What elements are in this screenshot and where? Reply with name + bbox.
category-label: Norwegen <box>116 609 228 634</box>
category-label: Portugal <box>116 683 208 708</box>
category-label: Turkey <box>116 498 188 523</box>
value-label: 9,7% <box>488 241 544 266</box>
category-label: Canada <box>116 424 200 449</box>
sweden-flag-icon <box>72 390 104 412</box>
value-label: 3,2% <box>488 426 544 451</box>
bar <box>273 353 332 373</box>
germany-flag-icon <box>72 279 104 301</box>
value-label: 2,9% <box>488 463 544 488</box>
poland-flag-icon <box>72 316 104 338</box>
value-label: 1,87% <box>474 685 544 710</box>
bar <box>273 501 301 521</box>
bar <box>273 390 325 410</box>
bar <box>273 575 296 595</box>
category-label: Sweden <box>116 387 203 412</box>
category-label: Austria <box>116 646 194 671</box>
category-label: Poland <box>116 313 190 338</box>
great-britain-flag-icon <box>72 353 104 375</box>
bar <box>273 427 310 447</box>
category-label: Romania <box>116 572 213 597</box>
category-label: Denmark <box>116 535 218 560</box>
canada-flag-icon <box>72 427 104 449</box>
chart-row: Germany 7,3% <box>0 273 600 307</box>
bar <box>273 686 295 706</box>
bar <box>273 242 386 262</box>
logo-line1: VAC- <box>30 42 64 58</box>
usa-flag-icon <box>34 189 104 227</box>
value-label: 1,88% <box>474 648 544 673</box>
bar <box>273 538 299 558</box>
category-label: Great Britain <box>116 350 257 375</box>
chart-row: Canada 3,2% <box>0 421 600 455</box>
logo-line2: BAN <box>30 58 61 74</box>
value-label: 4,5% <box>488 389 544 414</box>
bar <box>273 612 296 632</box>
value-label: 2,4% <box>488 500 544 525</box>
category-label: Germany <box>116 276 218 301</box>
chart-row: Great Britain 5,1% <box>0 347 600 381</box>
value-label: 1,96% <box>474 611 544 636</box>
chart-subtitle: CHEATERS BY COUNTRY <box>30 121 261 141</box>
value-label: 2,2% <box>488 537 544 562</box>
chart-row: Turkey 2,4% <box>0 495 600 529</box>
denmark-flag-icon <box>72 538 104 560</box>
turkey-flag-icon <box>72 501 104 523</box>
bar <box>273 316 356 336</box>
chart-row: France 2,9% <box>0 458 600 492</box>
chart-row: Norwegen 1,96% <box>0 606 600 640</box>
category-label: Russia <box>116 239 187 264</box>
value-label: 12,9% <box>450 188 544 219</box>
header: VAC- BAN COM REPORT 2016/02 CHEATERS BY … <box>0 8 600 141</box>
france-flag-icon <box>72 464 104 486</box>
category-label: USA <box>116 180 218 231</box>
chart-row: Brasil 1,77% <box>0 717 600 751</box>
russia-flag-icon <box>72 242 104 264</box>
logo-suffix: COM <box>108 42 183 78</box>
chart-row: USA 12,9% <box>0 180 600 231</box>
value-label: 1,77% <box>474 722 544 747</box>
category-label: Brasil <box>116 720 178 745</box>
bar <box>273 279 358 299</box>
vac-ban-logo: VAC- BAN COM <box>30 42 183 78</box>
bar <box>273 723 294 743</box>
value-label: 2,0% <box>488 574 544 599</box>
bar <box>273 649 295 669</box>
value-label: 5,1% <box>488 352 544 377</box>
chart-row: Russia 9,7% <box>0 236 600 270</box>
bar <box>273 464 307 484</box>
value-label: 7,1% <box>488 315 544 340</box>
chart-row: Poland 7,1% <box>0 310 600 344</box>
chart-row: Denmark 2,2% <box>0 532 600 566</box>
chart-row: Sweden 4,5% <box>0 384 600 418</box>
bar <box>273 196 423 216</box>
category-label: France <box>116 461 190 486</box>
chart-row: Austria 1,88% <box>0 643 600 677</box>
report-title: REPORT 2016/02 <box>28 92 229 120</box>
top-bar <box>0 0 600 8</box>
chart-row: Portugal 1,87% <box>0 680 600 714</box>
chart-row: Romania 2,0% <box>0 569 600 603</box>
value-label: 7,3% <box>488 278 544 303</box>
+ + +
**Task prompt**
Rewrite all of the rows above, replacing each "value-label" with "percent-label" and leaving everything else unchanged.

**Solution to the problem**
What elements are in this screenshot and where? Reply with name + bbox.
category-label: Norwegen <box>116 609 228 634</box>
category-label: Portugal <box>116 683 208 708</box>
category-label: Turkey <box>116 498 188 523</box>
percent-label: 9,7% <box>488 241 544 266</box>
category-label: Canada <box>116 424 200 449</box>
sweden-flag-icon <box>72 390 104 412</box>
percent-label: 3,2% <box>488 426 544 451</box>
bar <box>273 353 332 373</box>
germany-flag-icon <box>72 279 104 301</box>
percent-label: 2,9% <box>488 463 544 488</box>
poland-flag-icon <box>72 316 104 338</box>
percent-label: 1,87% <box>474 685 544 710</box>
bar <box>273 501 301 521</box>
bar <box>273 390 325 410</box>
bar <box>273 575 296 595</box>
category-label: Sweden <box>116 387 203 412</box>
category-label: Austria <box>116 646 194 671</box>
category-label: Poland <box>116 313 190 338</box>
great-britain-flag-icon <box>72 353 104 375</box>
bar <box>273 427 310 447</box>
category-label: Romania <box>116 572 213 597</box>
category-label: Denmark <box>116 535 218 560</box>
canada-flag-icon <box>72 427 104 449</box>
chart-row: Germany 7,3% <box>0 273 600 307</box>
bar <box>273 686 295 706</box>
bar <box>273 242 386 262</box>
logo-line1: VAC- <box>30 42 64 58</box>
usa-flag-icon <box>34 189 104 227</box>
percent-label: 1,88% <box>474 648 544 673</box>
bar <box>273 538 299 558</box>
category-label: Great Britain <box>116 350 257 375</box>
chart-row: Canada 3,2% <box>0 421 600 455</box>
logo-line2: BAN <box>30 58 61 74</box>
percent-label: 4,5% <box>488 389 544 414</box>
bar <box>273 612 296 632</box>
percent-label: 2,4% <box>488 500 544 525</box>
category-label: Germany <box>116 276 218 301</box>
chart-row: Great Britain 5,1% <box>0 347 600 381</box>
percent-label: 1,96% <box>474 611 544 636</box>
chart-subtitle: CHEATERS BY COUNTRY <box>30 121 261 141</box>
percent-label: 2,2% <box>488 537 544 562</box>
chart-row: Turkey 2,4% <box>0 495 600 529</box>
denmark-flag-icon <box>72 538 104 560</box>
turkey-flag-icon <box>72 501 104 523</box>
bar <box>273 316 356 336</box>
chart-row: France 2,9% <box>0 458 600 492</box>
chart-row: Norwegen 1,96% <box>0 606 600 640</box>
category-label: Russia <box>116 239 187 264</box>
percent-label: 12,9% <box>450 188 544 219</box>
header: VAC- BAN COM REPORT 2016/02 CHEATERS BY … <box>0 8 600 141</box>
france-flag-icon <box>72 464 104 486</box>
category-label: USA <box>116 180 218 231</box>
chart-row: Brasil 1,77% <box>0 717 600 751</box>
russia-flag-icon <box>72 242 104 264</box>
logo-suffix: COM <box>108 42 183 78</box>
chart-row: USA 12,9% <box>0 180 600 231</box>
percent-label: 1,77% <box>474 722 544 747</box>
category-label: Brasil <box>116 720 178 745</box>
bar <box>273 279 358 299</box>
vac-ban-logo: VAC- BAN COM <box>30 42 183 78</box>
bar <box>273 723 294 743</box>
percent-label: 2,0% <box>488 574 544 599</box>
bar <box>273 649 295 669</box>
percent-label: 5,1% <box>488 352 544 377</box>
chart-row: Russia 9,7% <box>0 236 600 270</box>
bar <box>273 464 307 484</box>
percent-label: 7,1% <box>488 315 544 340</box>
chart-row: Poland 7,1% <box>0 310 600 344</box>
chart-row: Denmark 2,2% <box>0 532 600 566</box>
chart-row: Sweden 4,5% <box>0 384 600 418</box>
bar <box>273 196 423 216</box>
category-label: France <box>116 461 190 486</box>
chart-row: Austria 1,88% <box>0 643 600 677</box>
report-title: REPORT 2016/02 <box>28 92 229 120</box>
top-bar <box>0 0 600 8</box>
chart-row: Portugal 1,87% <box>0 680 600 714</box>
chart-row: Romania 2,0% <box>0 569 600 603</box>
percent-label: 7,3% <box>488 278 544 303</box>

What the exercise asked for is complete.